→ BRANO DA LEGGERE
=======

Salento dei poeti




Tonino Caputo, Romana Turchini



Uomo-terra e uomo-sole: questi i due legami onfalici che esalta la poesia dedicata alla terra salentina. Il "clima", la latitudine, i comportamenti degli uomini, influiscono, incidono in profondità, nell'ispirazione. Non tanto in una visione ottico-fisica in campo lungo, quanto dagli "interni" dai quali si focalizzano visioni ampie, con fulminee puntualizzazioni, veri e propri squarci (di storia, di cronaca, di tranches de vie), che nulla tolgono al respiro poetico. Scrive in "Sulle piazze" Ennio Bonea:

Sulle piazze degli antichi baroni
ov'è fissata la storia del Salento,
piatto lago di terra, di roccia e di tabacco,
tempesta di ulivi e di vigneti,
stanno scalzi i villani, senza canti,
che lasciano i figli scalzi nelle strade
e nelle case con le porte aperte
le vecchie madri col fazzoletto nero
pronte al lamento di prefiche su un morto.
Salento, terra di case bianche
e palazzi con facce di spagnoli sghignazzanti
sotto i tronfi balconi barocchi,
terra di chiese e campanili,
condannata alla sete, coi Santi,
che portano le sarde nella bocca.

E' sempre lo stesso poeta a darci una poesia-lamento, trasposizione del canto di una prefica, rinnovandoci il ricordo di remote tradizioni della Grecia salentina:

Com'è fredda la tua mano
Maria.
Com'è bianco il tuo volto
Maria.
Quanta aria di sonno c'è in giro
nel colore del cielo
e gli occhi, i tuoi occhi velati
Maria,
non hanno il colore
di chi guarda nel sole.
E la voce, dov'è la tua voce
Maria?

Com'era viva la tua vita
Maria.
Maria.
Maria.

Rapporto uomo-terra. La mediazione è affidata all'albero emblematico del Salento e del Sud: l'ulivo.

Gli ulivi
sono fantasmi affollati
nelle distese di grano
oltre i lunghi filari delle viti.
Tanta polvere tanto sole
e la sola insecchita
porta a miraggi di sorgenti
nell'arida terra del Salento
dove le montagne si sognano.

E in "Sono uno di loro" la visione di tutto il Sud, della storia più tragica che grande del Sud, in una poesia che dalla visione generale della condizione umana e sociale dei meridionali scende all'immagine poetica finale, dal piglio lorchiano:

E' fatto di pietre il mio Sud
di terribili uomini in lotta
contro la roccia dei millenni.

=======

→ ATTIVITÀ DA SVOLGERE
A: Nel brano sui poeti del Salento, la seconda poesia di Ennio Bonea viene definita una poesia-lamento. Spiega in una o due frasi per quale motivo.
B: Trascrivi parola per parola le righe dei record riportati più sotto. Parti dalla prima riga e arriva fino alla riga con "text-line: never act", includendo anche quest'ultima.

=======

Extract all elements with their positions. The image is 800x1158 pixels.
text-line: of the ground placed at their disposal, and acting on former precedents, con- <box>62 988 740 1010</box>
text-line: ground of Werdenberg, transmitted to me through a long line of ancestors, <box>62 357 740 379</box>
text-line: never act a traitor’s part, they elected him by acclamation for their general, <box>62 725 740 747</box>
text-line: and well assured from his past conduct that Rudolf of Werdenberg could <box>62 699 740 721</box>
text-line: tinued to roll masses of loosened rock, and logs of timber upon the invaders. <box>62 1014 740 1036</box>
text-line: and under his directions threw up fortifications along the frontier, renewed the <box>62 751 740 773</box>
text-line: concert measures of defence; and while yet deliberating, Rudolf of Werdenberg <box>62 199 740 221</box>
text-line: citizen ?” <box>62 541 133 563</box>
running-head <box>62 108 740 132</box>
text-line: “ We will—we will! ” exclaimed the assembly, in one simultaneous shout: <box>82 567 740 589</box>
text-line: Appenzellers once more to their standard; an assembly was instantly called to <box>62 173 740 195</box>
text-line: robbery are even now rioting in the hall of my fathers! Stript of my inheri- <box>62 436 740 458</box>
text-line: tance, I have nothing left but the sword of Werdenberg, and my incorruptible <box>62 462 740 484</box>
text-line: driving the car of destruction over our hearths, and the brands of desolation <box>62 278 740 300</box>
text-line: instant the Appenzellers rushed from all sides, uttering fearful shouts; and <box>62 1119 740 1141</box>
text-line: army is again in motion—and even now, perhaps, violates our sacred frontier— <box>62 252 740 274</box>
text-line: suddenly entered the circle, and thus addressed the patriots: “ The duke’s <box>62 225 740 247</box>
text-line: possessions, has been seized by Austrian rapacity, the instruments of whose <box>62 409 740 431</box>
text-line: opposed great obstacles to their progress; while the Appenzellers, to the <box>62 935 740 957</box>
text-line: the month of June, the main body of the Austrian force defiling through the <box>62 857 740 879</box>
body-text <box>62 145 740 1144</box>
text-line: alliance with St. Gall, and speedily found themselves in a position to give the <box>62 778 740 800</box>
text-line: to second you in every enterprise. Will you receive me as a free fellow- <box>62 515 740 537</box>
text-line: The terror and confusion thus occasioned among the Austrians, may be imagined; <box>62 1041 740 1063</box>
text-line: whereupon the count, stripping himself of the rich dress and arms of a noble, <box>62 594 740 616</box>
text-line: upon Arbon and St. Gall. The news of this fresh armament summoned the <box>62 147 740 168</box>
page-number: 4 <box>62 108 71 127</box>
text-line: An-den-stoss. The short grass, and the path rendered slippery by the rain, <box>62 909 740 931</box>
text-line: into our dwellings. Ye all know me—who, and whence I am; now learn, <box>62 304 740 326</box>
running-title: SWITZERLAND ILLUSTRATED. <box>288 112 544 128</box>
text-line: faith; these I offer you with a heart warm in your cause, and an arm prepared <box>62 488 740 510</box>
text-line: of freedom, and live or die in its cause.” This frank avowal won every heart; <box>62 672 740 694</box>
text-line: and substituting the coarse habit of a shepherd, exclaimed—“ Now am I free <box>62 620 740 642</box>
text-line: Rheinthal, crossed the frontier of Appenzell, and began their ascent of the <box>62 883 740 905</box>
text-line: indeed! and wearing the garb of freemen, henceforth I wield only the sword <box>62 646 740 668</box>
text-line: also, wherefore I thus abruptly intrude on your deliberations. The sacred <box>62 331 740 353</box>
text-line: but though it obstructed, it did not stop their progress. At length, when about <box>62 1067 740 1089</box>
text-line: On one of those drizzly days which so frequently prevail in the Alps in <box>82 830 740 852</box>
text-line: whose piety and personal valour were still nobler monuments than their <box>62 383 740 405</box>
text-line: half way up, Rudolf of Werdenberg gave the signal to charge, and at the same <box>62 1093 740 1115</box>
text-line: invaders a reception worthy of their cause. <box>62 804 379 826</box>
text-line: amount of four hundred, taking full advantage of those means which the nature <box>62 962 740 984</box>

=======

→ SOLUZIONI DELL'ESERCIZIO
A: Perché è la trasposizione del canto di una prefica. In questo modo rinnova il ricordo di remote tradizioni della Grecia salentina.

B:
Extract all elements with their positions. The image is 800x1158 pixels.
text-line: of the ground placed at their disposal, and acting on former precedents, con- <box>62 988 740 1010</box>
text-line: ground of Werdenberg, transmitted to me through a long line of ancestors, <box>62 357 740 379</box>
text-line: never act a traitor’s part, they elected him by acclamation for their general, <box>62 725 740 747</box>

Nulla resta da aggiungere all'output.